◆ GIVEN EXERCISE: Copy every line of the following material exactly as it appears.

— START OF DATASET RECORDS —

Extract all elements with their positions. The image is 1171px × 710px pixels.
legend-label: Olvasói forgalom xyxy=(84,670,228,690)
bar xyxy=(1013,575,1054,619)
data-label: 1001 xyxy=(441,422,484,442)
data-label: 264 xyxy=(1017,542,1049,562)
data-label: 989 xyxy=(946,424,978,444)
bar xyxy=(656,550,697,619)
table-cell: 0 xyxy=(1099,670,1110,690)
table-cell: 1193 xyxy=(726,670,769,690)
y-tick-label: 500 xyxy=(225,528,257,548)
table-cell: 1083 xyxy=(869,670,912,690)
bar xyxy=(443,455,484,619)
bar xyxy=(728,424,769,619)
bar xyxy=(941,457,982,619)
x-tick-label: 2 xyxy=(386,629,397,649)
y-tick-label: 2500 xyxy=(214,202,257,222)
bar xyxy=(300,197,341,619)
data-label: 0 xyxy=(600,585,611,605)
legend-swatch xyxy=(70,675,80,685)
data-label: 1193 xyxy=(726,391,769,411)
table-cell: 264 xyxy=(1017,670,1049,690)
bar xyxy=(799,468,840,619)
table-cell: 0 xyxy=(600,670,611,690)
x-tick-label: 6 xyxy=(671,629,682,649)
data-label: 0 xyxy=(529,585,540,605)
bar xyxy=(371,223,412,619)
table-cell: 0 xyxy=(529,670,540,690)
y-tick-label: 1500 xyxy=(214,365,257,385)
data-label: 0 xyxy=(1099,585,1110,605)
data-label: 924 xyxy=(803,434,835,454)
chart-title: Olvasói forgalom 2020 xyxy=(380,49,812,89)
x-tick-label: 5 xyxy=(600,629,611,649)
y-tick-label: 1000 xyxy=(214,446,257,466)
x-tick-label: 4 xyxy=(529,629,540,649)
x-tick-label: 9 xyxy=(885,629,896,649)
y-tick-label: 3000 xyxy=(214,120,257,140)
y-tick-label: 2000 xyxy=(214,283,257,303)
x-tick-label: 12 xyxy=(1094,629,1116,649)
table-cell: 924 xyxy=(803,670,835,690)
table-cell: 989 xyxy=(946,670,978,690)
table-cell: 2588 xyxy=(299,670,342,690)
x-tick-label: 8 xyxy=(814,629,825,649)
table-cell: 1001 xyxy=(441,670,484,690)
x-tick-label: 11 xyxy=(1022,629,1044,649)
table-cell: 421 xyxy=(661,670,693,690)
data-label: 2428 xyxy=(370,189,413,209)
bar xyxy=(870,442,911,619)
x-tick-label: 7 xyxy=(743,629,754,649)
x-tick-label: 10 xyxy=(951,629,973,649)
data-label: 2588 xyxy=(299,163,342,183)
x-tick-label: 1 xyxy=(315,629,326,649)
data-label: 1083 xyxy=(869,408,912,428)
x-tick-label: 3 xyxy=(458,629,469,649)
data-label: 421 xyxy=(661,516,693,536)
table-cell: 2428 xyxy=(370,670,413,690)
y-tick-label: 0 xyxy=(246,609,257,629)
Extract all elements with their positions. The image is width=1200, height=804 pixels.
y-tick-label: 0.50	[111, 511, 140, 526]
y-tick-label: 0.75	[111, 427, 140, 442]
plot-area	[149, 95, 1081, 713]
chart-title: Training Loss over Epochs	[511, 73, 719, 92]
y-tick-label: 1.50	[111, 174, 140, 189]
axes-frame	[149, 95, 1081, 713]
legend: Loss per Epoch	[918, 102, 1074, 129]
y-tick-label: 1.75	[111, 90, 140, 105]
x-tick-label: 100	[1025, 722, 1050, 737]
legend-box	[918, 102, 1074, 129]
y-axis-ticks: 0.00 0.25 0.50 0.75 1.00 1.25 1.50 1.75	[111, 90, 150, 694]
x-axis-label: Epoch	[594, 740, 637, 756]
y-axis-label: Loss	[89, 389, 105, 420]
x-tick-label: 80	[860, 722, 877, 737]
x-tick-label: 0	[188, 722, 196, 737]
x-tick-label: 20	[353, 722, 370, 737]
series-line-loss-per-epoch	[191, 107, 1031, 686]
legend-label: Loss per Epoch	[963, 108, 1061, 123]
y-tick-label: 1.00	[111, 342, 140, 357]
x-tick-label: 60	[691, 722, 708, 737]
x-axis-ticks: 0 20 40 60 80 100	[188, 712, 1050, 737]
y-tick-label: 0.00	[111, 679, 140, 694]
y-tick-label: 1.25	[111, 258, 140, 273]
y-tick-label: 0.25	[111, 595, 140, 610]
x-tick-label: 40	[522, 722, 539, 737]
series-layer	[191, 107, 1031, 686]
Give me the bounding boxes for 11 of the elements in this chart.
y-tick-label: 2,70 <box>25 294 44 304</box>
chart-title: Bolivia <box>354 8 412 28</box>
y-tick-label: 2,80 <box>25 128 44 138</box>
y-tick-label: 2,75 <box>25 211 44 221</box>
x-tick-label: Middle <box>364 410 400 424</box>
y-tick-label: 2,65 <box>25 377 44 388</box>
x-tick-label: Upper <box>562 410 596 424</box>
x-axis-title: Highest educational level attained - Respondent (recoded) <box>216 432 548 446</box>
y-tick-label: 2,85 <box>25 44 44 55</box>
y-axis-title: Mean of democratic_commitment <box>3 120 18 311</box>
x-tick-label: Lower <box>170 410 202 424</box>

— END OF DATASET RECORDS —

◆ TASK ANSWER:
Extract all elements with their positions. The image is 1171px × 710px pixels.
legend-label: Olvasói forgalom xyxy=(84,670,228,690)
bar xyxy=(1013,575,1054,619)
data-label: 1001 xyxy=(441,422,484,442)
data-label: 264 xyxy=(1017,542,1049,562)
data-label: 989 xyxy=(946,424,978,444)
bar xyxy=(656,550,697,619)
table-cell: 0 xyxy=(1099,670,1110,690)
table-cell: 1193 xyxy=(726,670,769,690)
y-tick-label: 500 xyxy=(225,528,257,548)
table-cell: 1083 xyxy=(869,670,912,690)
bar xyxy=(443,455,484,619)
bar xyxy=(728,424,769,619)
bar xyxy=(941,457,982,619)
x-tick-label: 2 xyxy=(386,629,397,649)
y-tick-label: 2500 xyxy=(214,202,257,222)
bar xyxy=(300,197,341,619)
data-label: 0 xyxy=(600,585,611,605)
legend-swatch xyxy=(70,675,80,685)
data-label: 1193 xyxy=(726,391,769,411)
table-cell: 264 xyxy=(1017,670,1049,690)
bar xyxy=(799,468,840,619)
table-cell: 0 xyxy=(600,670,611,690)
x-tick-label: 6 xyxy=(671,629,682,649)
data-label: 0 xyxy=(529,585,540,605)
bar xyxy=(371,223,412,619)
table-cell: 0 xyxy=(529,670,540,690)
y-tick-label: 1500 xyxy=(214,365,257,385)
data-label: 0 xyxy=(1099,585,1110,605)
data-label: 924 xyxy=(803,434,835,454)
chart-title: Olvasói forgalom 2020 xyxy=(380,49,812,89)
x-tick-label: 5 xyxy=(600,629,611,649)
y-tick-label: 1000 xyxy=(214,446,257,466)
x-tick-label: 4 xyxy=(529,629,540,649)
x-tick-label: 9 xyxy=(885,629,896,649)
y-tick-label: 3000 xyxy=(214,120,257,140)
y-tick-label: 2000 xyxy=(214,283,257,303)
x-tick-label: 12 xyxy=(1094,629,1116,649)
table-cell: 924 xyxy=(803,670,835,690)
table-cell: 989 xyxy=(946,670,978,690)
table-cell: 2588 xyxy=(299,670,342,690)
x-tick-label: 8 xyxy=(814,629,825,649)
table-cell: 1001 xyxy=(441,670,484,690)
x-tick-label: 11 xyxy=(1022,629,1044,649)
table-cell: 421 xyxy=(661,670,693,690)
data-label: 2428 xyxy=(370,189,413,209)
bar xyxy=(870,442,911,619)
x-tick-label: 7 xyxy=(743,629,754,649)
x-tick-label: 10 xyxy=(951,629,973,649)
data-label: 2588 xyxy=(299,163,342,183)
x-tick-label: 1 xyxy=(315,629,326,649)
data-label: 1083 xyxy=(869,408,912,428)
x-tick-label: 3 xyxy=(458,629,469,649)
data-label: 421 xyxy=(661,516,693,536)
table-cell: 2428 xyxy=(370,670,413,690)
y-tick-label: 0 xyxy=(246,609,257,629)
Extract all elements with their positions. The image is width=1200, height=804 pixels.
y-tick-label: 0.50	[111, 511, 140, 526]
y-tick-label: 0.75	[111, 427, 140, 442]
plot-area	[149, 95, 1081, 713]
chart-title: Training Loss over Epochs	[511, 73, 719, 92]
y-tick-label: 1.50	[111, 174, 140, 189]
axes-frame	[149, 95, 1081, 713]
legend: Loss per Epoch	[918, 102, 1074, 129]
y-tick-label: 1.75	[111, 90, 140, 105]
x-tick-label: 100	[1025, 722, 1050, 737]
legend-box	[918, 102, 1074, 129]
y-axis-ticks: 0.00 0.25 0.50 0.75 1.00 1.25 1.50 1.75	[111, 90, 150, 694]
x-axis-label: Epoch	[594, 740, 637, 756]
y-axis-label: Loss	[89, 389, 105, 420]
x-tick-label: 80	[860, 722, 877, 737]
x-tick-label: 0	[188, 722, 196, 737]
x-tick-label: 20	[353, 722, 370, 737]
series-line-loss-per-epoch	[191, 107, 1031, 686]
legend-label: Loss per Epoch	[963, 108, 1061, 123]
y-tick-label: 1.00	[111, 342, 140, 357]
x-tick-label: 60	[691, 722, 708, 737]
x-axis-ticks: 0 20 40 60 80 100	[188, 712, 1050, 737]
y-tick-label: 0.00	[111, 679, 140, 694]
y-tick-label: 1.25	[111, 258, 140, 273]
y-tick-label: 0.25	[111, 595, 140, 610]
x-tick-label: 40	[522, 722, 539, 737]
series-layer	[191, 107, 1031, 686]
Give me the bounding boxes for 11 of the elements in this chart.
y-tick-label: 2,70 <box>25 294 44 304</box>
chart-title: Bolivia <box>354 8 412 28</box>
y-tick-label: 2,80 <box>25 128 44 138</box>
y-tick-label: 2,75 <box>25 211 44 221</box>
x-tick-label: Middle <box>364 410 400 424</box>
y-tick-label: 2,65 <box>25 377 44 388</box>
x-tick-label: Upper <box>562 410 596 424</box>
x-axis-title: Highest educational level attained - Respondent (recoded) <box>216 432 548 446</box>
y-tick-label: 2,85 <box>25 44 44 55</box>
y-axis-title: Mean of democratic_commitment <box>3 120 18 311</box>
x-tick-label: Lower <box>170 410 202 424</box>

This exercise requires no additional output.